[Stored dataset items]
★ ★ ★ ★ ★ ★ ★

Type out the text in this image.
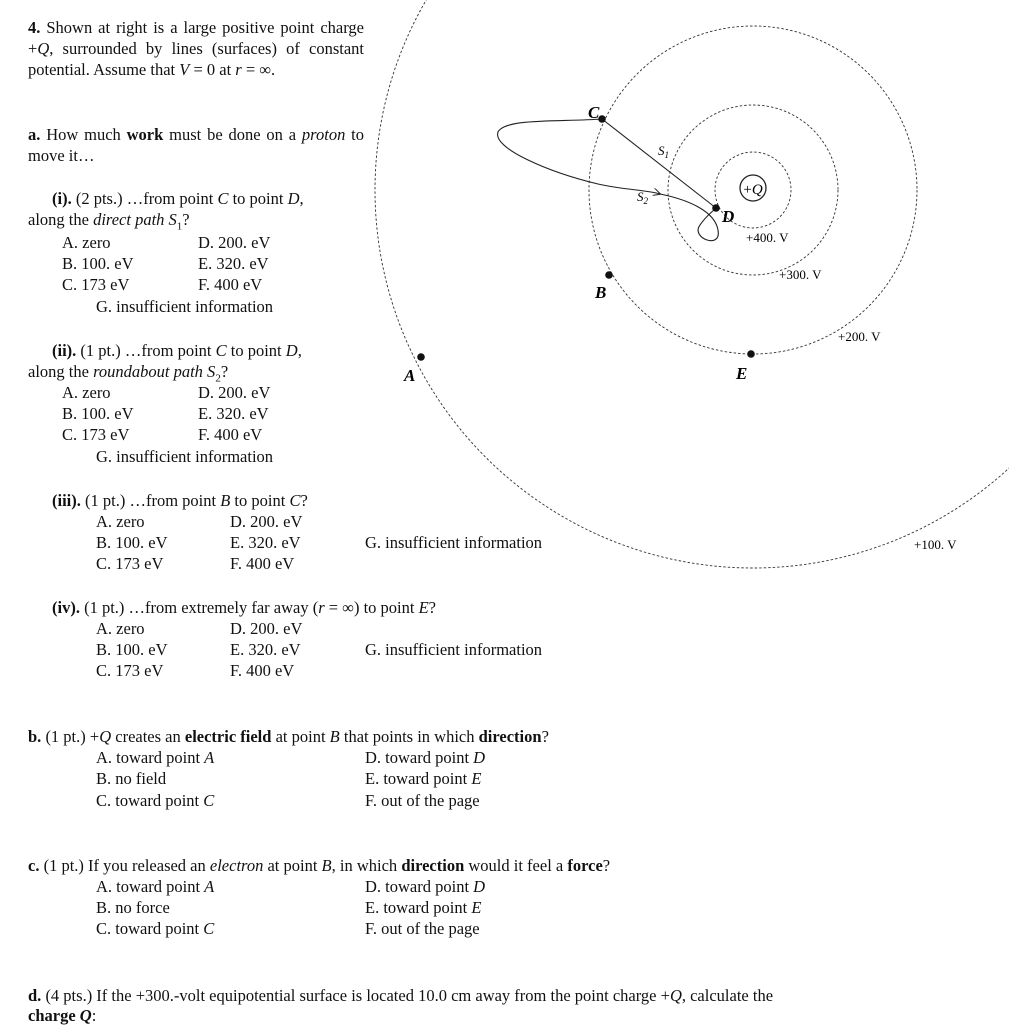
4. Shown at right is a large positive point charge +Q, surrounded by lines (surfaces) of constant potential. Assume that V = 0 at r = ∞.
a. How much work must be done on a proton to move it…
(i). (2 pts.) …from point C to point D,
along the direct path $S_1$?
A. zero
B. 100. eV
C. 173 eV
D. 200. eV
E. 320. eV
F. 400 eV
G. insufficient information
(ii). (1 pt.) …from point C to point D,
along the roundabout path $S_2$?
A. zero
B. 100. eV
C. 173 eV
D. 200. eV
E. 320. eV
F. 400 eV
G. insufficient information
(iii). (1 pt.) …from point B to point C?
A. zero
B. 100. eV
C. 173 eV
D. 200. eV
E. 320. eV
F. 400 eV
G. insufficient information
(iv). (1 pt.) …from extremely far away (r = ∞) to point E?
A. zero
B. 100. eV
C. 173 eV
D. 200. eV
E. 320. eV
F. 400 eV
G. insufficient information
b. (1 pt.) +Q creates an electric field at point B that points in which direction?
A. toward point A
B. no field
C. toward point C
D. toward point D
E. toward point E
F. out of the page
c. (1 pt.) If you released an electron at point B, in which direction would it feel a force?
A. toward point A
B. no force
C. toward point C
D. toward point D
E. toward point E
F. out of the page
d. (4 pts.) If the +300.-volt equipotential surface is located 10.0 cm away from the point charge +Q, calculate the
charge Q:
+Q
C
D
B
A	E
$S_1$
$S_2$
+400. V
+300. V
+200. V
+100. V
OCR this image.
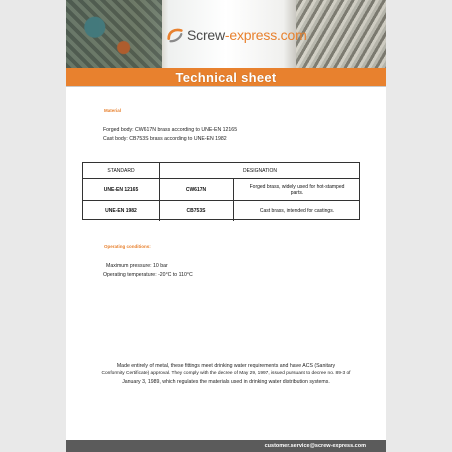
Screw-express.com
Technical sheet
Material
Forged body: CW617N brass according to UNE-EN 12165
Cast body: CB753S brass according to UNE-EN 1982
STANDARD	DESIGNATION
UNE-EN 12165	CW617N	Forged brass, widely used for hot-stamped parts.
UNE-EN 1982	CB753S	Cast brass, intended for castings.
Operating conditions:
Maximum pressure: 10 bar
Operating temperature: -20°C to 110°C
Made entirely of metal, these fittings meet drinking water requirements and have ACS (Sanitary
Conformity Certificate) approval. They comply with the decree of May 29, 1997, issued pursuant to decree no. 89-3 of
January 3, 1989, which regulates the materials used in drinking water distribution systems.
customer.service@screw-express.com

★ ★ ★ ★ ★ ★ ★

## [WRITTEN TASK]
Using the material above, gather every line that includes "direction".

## [ANSWER TO THE TASK]
b. (1 pt.) +Q creates an electric field at point B that points in which direction?
c. (1 pt.) If you released an electron at point B, in which direction would it feel a force?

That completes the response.